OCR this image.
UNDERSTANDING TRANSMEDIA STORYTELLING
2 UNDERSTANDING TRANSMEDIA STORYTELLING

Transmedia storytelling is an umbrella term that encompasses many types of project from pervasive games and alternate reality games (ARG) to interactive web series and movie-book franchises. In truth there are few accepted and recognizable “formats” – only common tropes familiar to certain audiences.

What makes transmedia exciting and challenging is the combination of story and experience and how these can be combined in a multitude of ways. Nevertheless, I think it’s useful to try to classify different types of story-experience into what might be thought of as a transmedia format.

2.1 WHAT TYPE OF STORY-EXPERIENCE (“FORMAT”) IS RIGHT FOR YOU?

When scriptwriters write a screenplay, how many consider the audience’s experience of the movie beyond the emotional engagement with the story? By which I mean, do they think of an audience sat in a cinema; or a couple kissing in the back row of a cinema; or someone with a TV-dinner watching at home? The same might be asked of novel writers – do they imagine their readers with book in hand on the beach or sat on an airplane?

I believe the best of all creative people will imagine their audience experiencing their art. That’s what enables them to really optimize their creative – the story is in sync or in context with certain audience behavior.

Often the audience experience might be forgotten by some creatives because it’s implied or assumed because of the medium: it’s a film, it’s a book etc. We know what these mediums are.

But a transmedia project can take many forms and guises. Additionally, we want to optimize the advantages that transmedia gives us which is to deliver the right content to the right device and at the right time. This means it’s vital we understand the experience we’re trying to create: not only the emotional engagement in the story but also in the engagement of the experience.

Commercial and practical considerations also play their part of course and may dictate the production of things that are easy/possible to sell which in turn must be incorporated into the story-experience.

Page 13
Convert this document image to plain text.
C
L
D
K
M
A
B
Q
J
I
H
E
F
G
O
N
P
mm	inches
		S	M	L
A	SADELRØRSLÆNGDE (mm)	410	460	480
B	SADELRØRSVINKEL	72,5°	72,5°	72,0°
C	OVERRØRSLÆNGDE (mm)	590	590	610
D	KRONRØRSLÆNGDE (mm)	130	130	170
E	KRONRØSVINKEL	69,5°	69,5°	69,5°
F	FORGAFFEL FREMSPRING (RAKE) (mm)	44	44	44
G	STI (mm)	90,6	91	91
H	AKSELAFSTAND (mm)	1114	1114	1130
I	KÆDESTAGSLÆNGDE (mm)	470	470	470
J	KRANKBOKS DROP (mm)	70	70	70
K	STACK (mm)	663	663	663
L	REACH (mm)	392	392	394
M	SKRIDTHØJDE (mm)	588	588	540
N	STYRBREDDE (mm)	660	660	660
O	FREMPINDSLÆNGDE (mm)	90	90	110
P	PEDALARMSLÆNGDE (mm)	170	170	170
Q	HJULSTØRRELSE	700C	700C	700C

---------------

# What you should do
Go through the records and show every line with the string "image" in it.

# Written solution
OCR this image.
Convert this document image to plain text.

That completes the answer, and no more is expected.